What is required → Answer with a single number: the count of lines that include the string "prosecuted".

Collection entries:
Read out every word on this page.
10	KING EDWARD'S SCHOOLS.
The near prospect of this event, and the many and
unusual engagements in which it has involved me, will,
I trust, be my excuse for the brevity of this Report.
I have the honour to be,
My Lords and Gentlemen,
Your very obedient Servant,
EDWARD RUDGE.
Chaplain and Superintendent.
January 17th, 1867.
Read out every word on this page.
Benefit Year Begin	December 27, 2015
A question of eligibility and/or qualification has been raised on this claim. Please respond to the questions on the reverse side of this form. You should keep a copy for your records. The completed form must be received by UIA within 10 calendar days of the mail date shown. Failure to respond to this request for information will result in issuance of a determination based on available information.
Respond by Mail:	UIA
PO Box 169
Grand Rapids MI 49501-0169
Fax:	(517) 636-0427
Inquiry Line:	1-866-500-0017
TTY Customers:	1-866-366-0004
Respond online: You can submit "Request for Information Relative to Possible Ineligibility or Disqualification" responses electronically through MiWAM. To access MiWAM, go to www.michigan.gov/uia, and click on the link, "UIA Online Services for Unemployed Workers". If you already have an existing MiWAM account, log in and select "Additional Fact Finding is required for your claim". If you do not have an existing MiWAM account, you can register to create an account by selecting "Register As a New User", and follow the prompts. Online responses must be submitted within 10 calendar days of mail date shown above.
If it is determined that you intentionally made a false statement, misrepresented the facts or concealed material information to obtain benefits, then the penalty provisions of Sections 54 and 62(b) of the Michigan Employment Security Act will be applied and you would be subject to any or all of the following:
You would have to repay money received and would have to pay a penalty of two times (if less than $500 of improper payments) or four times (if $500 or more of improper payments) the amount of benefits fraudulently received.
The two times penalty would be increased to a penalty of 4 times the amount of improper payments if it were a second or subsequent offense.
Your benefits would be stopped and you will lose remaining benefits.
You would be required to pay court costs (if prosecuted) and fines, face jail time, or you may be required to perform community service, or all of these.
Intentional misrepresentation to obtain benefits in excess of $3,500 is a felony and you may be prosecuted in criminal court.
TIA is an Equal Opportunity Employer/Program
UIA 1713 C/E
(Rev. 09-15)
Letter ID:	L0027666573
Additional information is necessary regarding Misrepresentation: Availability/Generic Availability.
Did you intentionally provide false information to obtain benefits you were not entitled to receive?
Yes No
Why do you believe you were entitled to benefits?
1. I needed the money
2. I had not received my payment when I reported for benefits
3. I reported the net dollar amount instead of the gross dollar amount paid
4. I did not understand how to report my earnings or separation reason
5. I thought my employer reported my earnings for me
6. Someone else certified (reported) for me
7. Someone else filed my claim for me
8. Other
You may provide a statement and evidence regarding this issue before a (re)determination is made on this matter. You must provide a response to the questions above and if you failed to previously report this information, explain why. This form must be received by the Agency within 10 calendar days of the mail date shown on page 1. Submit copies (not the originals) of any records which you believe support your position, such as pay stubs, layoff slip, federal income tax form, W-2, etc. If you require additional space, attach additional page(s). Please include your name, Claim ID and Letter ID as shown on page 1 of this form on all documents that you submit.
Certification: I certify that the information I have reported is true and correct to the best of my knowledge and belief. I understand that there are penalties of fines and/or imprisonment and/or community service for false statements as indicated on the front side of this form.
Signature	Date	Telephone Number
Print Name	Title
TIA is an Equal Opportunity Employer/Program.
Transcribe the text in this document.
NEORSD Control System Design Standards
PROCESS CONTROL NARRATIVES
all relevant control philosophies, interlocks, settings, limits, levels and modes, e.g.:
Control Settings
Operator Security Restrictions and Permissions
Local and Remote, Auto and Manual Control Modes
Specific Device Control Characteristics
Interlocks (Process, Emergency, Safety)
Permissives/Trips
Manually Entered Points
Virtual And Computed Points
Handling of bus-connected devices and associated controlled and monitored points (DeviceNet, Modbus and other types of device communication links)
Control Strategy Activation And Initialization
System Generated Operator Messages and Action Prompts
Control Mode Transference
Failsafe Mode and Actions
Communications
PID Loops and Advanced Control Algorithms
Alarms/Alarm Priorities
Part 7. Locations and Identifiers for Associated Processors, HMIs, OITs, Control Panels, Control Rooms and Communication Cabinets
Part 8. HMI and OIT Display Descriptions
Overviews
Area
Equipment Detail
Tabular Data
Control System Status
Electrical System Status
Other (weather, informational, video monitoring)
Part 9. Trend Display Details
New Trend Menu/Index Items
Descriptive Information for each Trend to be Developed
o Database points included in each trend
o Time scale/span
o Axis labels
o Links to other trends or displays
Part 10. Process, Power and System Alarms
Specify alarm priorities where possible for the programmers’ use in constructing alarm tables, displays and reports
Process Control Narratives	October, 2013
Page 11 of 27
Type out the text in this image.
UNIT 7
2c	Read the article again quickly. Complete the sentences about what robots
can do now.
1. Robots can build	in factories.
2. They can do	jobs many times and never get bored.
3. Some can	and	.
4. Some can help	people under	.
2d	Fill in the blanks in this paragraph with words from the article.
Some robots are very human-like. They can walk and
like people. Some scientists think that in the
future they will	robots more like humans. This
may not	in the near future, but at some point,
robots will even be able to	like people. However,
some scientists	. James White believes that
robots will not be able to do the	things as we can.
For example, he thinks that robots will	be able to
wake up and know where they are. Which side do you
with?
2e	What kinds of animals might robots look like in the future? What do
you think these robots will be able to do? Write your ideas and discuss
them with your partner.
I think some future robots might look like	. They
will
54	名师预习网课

Output for this task → 2